>>>>>
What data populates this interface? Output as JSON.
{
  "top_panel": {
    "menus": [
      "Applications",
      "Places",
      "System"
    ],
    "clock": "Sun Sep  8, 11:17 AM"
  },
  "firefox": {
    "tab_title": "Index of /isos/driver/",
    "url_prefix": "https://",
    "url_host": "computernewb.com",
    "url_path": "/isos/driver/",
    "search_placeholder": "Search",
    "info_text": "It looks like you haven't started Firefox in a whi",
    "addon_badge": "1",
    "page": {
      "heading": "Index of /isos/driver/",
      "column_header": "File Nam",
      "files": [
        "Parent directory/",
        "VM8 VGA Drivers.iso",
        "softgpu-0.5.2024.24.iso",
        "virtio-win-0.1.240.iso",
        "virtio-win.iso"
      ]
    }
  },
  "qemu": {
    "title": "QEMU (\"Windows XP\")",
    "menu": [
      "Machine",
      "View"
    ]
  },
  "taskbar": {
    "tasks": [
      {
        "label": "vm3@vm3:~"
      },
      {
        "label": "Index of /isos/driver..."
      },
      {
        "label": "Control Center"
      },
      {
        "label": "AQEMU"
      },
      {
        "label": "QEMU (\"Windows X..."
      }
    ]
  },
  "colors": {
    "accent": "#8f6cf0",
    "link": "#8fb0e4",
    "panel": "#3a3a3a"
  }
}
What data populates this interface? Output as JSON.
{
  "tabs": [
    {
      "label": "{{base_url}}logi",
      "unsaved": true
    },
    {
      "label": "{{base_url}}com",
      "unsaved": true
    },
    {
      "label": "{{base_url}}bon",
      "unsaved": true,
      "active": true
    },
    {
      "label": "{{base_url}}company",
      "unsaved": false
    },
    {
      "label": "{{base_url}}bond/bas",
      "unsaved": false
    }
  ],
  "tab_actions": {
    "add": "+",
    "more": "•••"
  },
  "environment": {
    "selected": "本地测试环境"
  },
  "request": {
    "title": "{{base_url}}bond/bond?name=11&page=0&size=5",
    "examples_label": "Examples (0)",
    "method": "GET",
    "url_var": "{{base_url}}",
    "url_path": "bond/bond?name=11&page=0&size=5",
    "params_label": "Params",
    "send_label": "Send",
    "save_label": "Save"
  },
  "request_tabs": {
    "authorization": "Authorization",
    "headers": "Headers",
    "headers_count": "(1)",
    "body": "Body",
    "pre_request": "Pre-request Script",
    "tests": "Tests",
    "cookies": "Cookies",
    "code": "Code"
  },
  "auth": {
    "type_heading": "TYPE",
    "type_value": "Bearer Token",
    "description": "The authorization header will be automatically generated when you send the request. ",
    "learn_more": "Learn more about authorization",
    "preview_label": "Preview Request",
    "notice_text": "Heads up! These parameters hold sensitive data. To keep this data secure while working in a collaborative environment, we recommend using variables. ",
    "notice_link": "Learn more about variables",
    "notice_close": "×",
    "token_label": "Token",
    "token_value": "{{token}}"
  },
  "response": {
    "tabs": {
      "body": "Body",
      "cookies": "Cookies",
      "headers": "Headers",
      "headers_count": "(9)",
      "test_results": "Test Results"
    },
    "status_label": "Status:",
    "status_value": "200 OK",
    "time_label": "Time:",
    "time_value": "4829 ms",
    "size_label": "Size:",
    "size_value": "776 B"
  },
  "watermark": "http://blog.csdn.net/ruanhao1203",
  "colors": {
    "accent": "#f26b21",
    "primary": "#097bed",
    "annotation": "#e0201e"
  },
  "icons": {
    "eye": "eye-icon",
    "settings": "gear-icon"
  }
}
<<<<<
▶ **Directive**
Show every line in the records above that contains the word "name".

▶ **Answer in full**
    "title": "{{base_url}}bond/bond?name=11&page=0&size=5",
    "url_path": "bond/bond?name=11&page=0&size=5",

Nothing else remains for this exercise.